--- start Provided records ---

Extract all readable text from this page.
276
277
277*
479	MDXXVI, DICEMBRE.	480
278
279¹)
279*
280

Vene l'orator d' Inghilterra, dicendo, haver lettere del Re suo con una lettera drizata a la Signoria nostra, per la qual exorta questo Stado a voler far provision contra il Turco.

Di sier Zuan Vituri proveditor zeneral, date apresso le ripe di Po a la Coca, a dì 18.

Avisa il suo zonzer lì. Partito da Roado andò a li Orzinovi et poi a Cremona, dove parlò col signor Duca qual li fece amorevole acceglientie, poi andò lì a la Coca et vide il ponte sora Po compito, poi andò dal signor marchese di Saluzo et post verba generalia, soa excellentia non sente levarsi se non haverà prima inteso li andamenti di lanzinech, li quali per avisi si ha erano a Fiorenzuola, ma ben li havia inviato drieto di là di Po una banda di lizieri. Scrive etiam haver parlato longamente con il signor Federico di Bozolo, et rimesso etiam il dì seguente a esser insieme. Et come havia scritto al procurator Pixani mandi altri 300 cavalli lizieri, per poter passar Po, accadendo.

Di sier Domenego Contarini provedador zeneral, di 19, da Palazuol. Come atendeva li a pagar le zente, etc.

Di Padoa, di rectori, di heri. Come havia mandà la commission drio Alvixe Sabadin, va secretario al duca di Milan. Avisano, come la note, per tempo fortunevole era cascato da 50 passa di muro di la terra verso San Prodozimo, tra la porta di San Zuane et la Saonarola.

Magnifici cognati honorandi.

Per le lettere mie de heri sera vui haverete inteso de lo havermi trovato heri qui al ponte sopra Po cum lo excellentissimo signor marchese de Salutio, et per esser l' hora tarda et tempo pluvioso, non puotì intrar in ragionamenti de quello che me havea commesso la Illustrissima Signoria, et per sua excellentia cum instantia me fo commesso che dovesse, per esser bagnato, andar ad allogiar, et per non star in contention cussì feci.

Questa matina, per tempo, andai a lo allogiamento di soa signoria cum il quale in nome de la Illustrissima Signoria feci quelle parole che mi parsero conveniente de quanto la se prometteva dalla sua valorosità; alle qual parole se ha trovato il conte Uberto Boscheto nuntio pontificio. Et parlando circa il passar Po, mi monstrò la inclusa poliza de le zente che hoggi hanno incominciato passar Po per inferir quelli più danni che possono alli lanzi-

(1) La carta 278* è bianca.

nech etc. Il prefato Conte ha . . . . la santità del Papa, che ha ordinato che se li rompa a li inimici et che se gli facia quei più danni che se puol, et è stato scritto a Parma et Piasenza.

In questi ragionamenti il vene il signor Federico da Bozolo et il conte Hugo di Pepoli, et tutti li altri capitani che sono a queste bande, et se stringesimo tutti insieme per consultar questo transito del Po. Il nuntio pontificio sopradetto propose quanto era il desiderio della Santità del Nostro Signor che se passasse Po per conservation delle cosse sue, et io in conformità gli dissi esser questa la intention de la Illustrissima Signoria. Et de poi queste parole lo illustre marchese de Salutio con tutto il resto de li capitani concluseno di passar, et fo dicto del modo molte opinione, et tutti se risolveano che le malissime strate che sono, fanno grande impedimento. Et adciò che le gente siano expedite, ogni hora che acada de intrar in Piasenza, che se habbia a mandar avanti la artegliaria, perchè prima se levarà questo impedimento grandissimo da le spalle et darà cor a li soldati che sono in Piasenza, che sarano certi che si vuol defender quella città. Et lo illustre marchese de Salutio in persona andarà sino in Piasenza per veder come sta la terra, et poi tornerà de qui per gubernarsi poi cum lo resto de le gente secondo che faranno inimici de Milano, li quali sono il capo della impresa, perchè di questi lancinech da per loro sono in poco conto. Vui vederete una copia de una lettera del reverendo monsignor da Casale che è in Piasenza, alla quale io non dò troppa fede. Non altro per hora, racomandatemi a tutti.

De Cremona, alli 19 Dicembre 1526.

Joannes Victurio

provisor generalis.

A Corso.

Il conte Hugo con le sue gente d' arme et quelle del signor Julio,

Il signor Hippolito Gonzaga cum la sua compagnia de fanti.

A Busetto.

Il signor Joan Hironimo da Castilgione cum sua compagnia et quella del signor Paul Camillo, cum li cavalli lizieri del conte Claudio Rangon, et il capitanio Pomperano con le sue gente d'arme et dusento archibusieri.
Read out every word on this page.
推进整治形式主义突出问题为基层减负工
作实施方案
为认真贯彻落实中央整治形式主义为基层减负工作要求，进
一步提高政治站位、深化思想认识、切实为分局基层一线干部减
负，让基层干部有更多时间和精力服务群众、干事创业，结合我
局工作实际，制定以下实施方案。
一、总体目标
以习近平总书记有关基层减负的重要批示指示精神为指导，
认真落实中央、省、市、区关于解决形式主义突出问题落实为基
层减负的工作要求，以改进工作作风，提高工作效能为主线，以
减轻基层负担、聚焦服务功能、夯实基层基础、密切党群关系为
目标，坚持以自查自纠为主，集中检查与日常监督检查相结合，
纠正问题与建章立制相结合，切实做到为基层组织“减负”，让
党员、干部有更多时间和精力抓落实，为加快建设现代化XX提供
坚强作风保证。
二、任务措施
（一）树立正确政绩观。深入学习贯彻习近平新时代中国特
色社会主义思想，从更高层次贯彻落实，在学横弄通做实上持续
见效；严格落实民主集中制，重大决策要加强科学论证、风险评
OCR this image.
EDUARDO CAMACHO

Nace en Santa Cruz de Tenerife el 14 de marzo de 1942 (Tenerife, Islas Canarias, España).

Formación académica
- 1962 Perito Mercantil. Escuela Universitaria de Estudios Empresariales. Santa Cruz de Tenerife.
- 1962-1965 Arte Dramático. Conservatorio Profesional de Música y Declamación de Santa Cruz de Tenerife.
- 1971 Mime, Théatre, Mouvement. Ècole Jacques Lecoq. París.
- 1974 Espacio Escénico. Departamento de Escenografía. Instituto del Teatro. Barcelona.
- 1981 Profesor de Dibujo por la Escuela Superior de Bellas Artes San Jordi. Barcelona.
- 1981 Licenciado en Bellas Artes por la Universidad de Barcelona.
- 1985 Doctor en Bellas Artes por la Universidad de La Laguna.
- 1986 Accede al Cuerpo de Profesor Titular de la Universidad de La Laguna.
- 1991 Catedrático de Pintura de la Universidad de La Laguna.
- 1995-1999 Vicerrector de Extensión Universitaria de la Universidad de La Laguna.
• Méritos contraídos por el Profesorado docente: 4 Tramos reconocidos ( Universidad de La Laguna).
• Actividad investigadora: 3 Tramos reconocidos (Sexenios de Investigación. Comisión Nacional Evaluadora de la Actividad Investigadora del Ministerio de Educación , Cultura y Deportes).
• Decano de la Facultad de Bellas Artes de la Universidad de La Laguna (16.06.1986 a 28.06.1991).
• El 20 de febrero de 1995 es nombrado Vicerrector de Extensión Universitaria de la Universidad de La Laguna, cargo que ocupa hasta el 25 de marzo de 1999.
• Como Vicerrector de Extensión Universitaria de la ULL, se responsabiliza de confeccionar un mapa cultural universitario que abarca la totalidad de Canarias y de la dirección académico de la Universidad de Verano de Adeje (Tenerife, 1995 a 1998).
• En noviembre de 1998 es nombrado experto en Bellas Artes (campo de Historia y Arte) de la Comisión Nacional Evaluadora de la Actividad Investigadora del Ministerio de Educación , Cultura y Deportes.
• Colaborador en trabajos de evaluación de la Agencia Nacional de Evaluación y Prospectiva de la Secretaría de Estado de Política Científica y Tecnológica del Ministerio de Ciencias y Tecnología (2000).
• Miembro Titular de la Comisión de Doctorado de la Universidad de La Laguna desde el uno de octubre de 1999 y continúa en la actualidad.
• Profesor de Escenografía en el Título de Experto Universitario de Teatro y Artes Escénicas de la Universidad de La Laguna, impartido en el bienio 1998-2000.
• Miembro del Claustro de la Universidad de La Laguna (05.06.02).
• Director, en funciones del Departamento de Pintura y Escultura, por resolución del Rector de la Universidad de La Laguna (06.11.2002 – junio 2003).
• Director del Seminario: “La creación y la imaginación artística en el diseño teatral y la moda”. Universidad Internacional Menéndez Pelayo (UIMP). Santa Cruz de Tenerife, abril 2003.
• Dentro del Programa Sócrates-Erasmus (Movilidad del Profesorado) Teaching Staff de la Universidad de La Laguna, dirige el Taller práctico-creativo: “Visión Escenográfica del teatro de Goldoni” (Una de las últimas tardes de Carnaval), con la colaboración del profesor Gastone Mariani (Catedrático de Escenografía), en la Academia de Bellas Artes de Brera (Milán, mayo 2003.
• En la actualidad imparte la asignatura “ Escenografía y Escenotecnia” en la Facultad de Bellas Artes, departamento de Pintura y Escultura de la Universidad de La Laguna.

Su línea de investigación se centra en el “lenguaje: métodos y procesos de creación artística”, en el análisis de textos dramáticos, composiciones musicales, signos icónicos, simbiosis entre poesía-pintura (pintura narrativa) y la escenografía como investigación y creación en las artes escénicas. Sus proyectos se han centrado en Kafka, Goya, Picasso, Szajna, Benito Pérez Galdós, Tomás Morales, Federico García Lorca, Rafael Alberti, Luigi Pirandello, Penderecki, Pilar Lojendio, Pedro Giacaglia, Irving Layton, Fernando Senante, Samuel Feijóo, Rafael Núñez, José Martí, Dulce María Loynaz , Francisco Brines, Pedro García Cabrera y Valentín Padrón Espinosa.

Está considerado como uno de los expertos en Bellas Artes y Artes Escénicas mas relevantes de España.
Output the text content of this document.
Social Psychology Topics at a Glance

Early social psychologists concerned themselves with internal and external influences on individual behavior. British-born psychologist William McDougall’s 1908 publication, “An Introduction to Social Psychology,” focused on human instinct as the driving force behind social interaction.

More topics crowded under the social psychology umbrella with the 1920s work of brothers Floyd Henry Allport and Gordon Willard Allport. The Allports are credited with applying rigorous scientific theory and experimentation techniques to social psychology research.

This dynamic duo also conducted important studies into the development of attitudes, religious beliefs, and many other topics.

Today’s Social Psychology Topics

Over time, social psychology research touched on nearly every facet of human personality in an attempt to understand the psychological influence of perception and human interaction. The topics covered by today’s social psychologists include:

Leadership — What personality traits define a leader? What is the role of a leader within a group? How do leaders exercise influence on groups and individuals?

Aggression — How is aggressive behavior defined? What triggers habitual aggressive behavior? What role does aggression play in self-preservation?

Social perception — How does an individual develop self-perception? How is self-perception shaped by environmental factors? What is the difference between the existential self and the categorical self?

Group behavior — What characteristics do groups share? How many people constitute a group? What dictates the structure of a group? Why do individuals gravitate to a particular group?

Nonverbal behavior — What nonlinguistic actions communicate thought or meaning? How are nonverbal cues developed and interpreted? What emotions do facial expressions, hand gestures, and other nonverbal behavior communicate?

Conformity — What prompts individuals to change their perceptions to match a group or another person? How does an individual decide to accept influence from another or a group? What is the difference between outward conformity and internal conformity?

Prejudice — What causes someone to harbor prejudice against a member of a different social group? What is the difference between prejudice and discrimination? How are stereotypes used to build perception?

--- end Provided records ---

Exercise aim: Gather, from the listing above, every line carrying the word "quelle".

Response to this task:
Questa matina, per tempo, andai a lo allogiamento di soa signoria cum il quale in nome de la Illustrissima Signoria feci quelle parole che mi parsero conveniente de quanto la se prometteva dalla sua valorosità; alle qual parole se ha trovato il conte Uberto Boscheto nuntio pontificio. Et parlando circa il passar Po, mi monstrò la inclusa poliza de le zente che hoggi hanno incominciato passar Po per inferir quelli più danni che possono alli lanzi-
Il conte Hugo con le sue gente d' arme et quelle del signor Julio,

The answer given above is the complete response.